__Task objective__:
Check each line of the listing, and copy it if it contains the word "username".

═══ Record excerpts ═══

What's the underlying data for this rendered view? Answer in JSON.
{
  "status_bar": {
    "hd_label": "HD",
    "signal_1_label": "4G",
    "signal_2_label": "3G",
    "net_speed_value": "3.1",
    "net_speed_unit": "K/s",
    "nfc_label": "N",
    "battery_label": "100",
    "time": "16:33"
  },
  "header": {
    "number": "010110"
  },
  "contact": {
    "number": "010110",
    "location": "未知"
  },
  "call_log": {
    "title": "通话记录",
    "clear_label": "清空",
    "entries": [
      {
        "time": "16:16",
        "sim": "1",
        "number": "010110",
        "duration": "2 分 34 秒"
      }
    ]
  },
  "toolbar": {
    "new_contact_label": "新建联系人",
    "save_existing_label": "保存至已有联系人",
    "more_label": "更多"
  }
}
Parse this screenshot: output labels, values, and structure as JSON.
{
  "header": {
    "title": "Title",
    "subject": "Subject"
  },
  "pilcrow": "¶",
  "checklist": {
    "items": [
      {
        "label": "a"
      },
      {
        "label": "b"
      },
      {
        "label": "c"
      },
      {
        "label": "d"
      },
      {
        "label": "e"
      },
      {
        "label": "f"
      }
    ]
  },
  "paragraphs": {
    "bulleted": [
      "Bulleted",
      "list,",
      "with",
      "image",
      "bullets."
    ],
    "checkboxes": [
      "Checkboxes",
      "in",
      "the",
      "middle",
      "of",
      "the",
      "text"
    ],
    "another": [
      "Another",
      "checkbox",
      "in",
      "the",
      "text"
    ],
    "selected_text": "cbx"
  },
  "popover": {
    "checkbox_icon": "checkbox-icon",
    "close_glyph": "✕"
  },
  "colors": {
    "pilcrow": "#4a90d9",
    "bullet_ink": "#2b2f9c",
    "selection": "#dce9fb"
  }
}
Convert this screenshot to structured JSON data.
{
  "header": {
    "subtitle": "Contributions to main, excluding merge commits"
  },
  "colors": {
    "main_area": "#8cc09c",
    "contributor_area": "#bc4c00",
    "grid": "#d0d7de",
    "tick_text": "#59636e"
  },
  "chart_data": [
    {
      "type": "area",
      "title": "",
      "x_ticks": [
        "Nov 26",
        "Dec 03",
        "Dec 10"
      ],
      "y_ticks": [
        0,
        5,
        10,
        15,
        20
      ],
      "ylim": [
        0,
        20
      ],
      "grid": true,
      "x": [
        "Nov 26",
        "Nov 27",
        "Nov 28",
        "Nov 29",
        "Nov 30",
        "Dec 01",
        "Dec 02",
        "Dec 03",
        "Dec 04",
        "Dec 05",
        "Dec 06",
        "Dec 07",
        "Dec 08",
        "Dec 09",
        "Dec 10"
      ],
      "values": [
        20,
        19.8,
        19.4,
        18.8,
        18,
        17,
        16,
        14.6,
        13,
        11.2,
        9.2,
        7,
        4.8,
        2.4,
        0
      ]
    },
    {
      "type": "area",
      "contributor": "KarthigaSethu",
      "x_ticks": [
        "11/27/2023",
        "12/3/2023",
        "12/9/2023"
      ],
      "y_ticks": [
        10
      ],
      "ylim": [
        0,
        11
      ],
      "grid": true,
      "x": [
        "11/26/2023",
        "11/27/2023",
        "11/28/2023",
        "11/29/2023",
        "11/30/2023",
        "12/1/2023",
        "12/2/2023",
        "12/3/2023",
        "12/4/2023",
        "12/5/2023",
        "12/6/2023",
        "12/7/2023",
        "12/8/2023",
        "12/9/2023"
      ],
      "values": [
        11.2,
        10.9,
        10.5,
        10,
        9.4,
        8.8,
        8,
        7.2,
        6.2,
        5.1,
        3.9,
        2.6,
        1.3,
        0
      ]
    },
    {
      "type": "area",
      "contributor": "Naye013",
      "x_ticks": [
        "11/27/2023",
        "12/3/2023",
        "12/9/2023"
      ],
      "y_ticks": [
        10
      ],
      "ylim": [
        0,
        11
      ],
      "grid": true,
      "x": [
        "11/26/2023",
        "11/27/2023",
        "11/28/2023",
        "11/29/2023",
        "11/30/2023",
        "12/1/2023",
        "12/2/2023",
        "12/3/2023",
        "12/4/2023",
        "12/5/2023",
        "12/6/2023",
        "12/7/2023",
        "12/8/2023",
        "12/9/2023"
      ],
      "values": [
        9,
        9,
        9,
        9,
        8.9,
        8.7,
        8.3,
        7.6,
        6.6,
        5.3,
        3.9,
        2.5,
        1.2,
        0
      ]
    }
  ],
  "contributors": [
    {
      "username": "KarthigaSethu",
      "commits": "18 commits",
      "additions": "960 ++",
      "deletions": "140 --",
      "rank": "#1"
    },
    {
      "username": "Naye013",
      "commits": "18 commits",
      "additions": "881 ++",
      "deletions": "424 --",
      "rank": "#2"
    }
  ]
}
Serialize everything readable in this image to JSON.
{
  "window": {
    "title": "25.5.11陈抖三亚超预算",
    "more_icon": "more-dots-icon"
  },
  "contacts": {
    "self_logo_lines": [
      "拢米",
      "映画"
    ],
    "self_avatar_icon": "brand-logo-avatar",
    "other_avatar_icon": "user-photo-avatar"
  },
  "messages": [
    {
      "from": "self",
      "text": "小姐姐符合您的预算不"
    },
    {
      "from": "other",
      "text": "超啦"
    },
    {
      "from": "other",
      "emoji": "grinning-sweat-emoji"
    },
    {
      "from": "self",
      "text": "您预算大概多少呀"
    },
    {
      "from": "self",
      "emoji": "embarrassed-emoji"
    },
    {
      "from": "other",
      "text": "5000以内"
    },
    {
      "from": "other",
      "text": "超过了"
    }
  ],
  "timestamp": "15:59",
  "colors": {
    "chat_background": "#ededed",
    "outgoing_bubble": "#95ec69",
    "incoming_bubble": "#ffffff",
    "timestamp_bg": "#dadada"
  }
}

═══

__Solution to the exercise__:
      "username": "KarthigaSethu",
      "username": "Naye013",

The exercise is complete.